▸ **Objective**:
With the images removed, repeat the data below exactly.

== Material shown

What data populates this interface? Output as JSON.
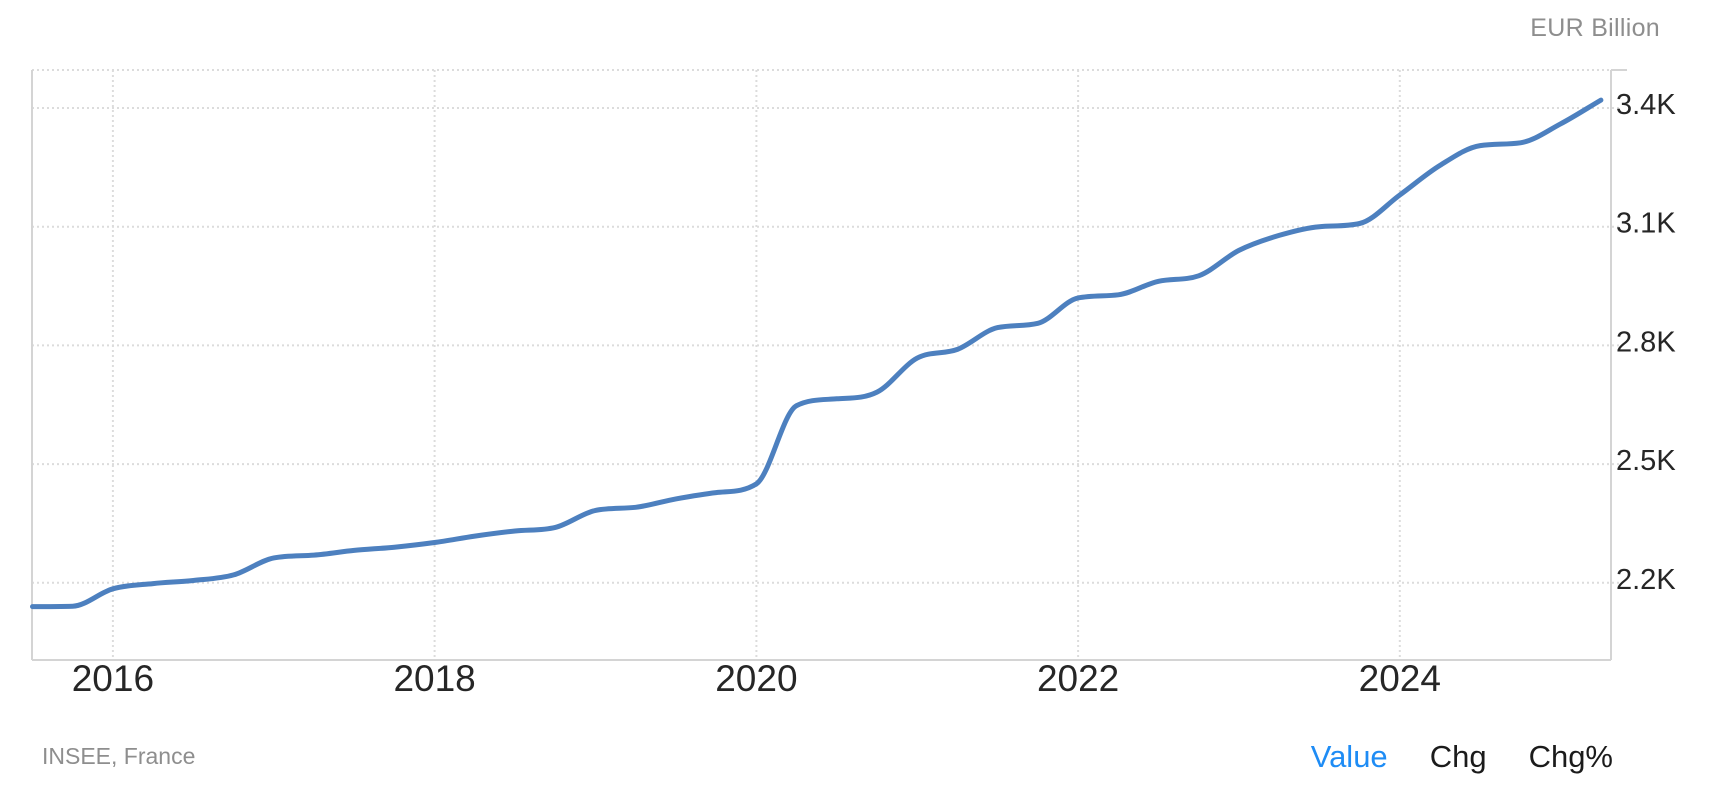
{
  "header": {
    "unit": "EUR Billion"
  },
  "footer": {
    "source": "INSEE, France",
    "modes": [
      {
        "label": "Value",
        "active": true
      },
      {
        "label": "Chg",
        "active": false
      },
      {
        "label": "Chg%",
        "active": false
      }
    ]
  },
  "colors": {
    "accent": "#1e8cf5",
    "line": "#4d80bf",
    "grid": "#dcdcdc",
    "border": "#d4d4d4",
    "axis_text": "#262626",
    "muted_text": "#8e8e8e"
  },
  "chart_data": {
    "type": "line",
    "title": "",
    "unit": "EUR Billion",
    "source": "INSEE, France",
    "series_name": "Value",
    "x_label_note": "x values are decimal years, quarterly data",
    "x": [
      2015.5,
      2015.75,
      2016.0,
      2016.25,
      2016.5,
      2016.75,
      2017.0,
      2017.25,
      2017.5,
      2017.75,
      2018.0,
      2018.25,
      2018.5,
      2018.75,
      2019.0,
      2019.25,
      2019.5,
      2019.75,
      2020.0,
      2020.25,
      2020.5,
      2020.75,
      2021.0,
      2021.25,
      2021.5,
      2021.75,
      2022.0,
      2022.25,
      2022.5,
      2022.75,
      2023.0,
      2023.25,
      2023.5,
      2023.75,
      2024.0,
      2024.25,
      2024.5,
      2024.75,
      2025.0,
      2025.25
    ],
    "values": [
      2140,
      2141,
      2185,
      2198,
      2206,
      2220,
      2263,
      2270,
      2282,
      2290,
      2302,
      2318,
      2331,
      2340,
      2383,
      2391,
      2412,
      2428,
      2450,
      2648,
      2665,
      2682,
      2768,
      2790,
      2845,
      2856,
      2920,
      2928,
      2962,
      2976,
      3040,
      3078,
      3100,
      3108,
      3180,
      3255,
      3305,
      3312,
      3360,
      3420
    ],
    "x_tick_values": [
      2016,
      2018,
      2020,
      2022,
      2024
    ],
    "x_tick_labels": [
      "2016",
      "2018",
      "2020",
      "2022",
      "2024"
    ],
    "y_tick_values": [
      2200,
      2500,
      2800,
      3100,
      3400
    ],
    "y_tick_labels": [
      "2.2K",
      "2.5K",
      "2.8K",
      "3.1K",
      "3.4K"
    ],
    "xlim": [
      2015.497,
      2025.313
    ],
    "ylim": [
      2005,
      3496
    ],
    "grid": "dotted",
    "legend_position": "none"
  }
}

====

▸ **Response below**:
What data populates this interface? Output as JSON.
{
  "header": {
    "unit": "EUR Billion"
  },
  "footer": {
    "source": "INSEE, France",
    "modes": [
      {
        "label": "Value",
        "active": true
      },
      {
        "label": "Chg",
        "active": false
      },
      {
        "label": "Chg%",
        "active": false
      }
    ]
  },
  "colors": {
    "accent": "#1e8cf5",
    "line": "#4d80bf",
    "grid": "#dcdcdc",
    "border": "#d4d4d4",
    "axis_text": "#262626",
    "muted_text": "#8e8e8e"
  },
  "chart_data": {
    "type": "line",
    "title": "",
    "unit": "EUR Billion",
    "source": "INSEE, France",
    "series_name": "Value",
    "x_label_note": "x values are decimal years, quarterly data",
    "x": [
      2015.5,
      2015.75,
      2016.0,
      2016.25,
      2016.5,
      2016.75,
      2017.0,
      2017.25,
      2017.5,
      2017.75,
      2018.0,
      2018.25,
      2018.5,
      2018.75,
      2019.0,
      2019.25,
      2019.5,
      2019.75,
      2020.0,
      2020.25,
      2020.5,
      2020.75,
      2021.0,
      2021.25,
      2021.5,
      2021.75,
      2022.0,
      2022.25,
      2022.5,
      2022.75,
      2023.0,
      2023.25,
      2023.5,
      2023.75,
      2024.0,
      2024.25,
      2024.5,
      2024.75,
      2025.0,
      2025.25
    ],
    "values": [
      2140,
      2141,
      2185,
      2198,
      2206,
      2220,
      2263,
      2270,
      2282,
      2290,
      2302,
      2318,
      2331,
      2340,
      2383,
      2391,
      2412,
      2428,
      2450,
      2648,
      2665,
      2682,
      2768,
      2790,
      2845,
      2856,
      2920,
      2928,
      2962,
      2976,
      3040,
      3078,
      3100,
      3108,
      3180,
      3255,
      3305,
      3312,
      3360,
      3420
    ],
    "x_tick_values": [
      2016,
      2018,
      2020,
      2022,
      2024
    ],
    "x_tick_labels": [
      "2016",
      "2018",
      "2020",
      "2022",
      "2024"
    ],
    "y_tick_values": [
      2200,
      2500,
      2800,
      3100,
      3400
    ],
    "y_tick_labels": [
      "2.2K",
      "2.5K",
      "2.8K",
      "3.1K",
      "3.4K"
    ],
    "xlim": [
      2015.497,
      2025.313
    ],
    "ylim": [
      2005,
      3496
    ],
    "grid": "dotted",
    "legend_position": "none"
  }
}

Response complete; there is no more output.